Copy every line of the data that contains the string "most".
## begin Extracted information
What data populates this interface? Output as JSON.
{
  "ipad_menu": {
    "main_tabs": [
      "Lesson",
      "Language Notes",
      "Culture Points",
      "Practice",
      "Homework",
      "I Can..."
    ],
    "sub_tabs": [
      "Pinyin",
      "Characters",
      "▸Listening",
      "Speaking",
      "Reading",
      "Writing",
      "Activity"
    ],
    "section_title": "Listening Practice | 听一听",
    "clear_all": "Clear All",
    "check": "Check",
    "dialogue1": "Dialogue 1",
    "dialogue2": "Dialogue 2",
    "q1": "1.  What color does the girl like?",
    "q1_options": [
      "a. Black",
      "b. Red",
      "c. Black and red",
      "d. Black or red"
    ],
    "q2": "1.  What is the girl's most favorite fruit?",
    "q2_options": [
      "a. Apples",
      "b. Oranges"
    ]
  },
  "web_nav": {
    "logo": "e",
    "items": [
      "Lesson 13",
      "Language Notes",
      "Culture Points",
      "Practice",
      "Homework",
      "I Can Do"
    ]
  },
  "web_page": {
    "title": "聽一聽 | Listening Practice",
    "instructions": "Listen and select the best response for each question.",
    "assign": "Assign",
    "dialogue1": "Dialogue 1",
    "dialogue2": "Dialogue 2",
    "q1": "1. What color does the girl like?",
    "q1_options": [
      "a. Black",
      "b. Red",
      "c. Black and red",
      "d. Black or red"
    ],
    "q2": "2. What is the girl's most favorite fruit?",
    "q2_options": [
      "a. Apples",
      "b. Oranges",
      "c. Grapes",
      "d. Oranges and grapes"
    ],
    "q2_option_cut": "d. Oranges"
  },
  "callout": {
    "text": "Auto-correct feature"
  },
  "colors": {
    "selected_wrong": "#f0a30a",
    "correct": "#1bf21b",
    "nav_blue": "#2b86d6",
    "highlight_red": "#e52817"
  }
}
## end Extracted information
Written response
    "q2": "1.  What is the girl's most favorite fruit?",
    "q2": "2. What is the girl's most favorite fruit?",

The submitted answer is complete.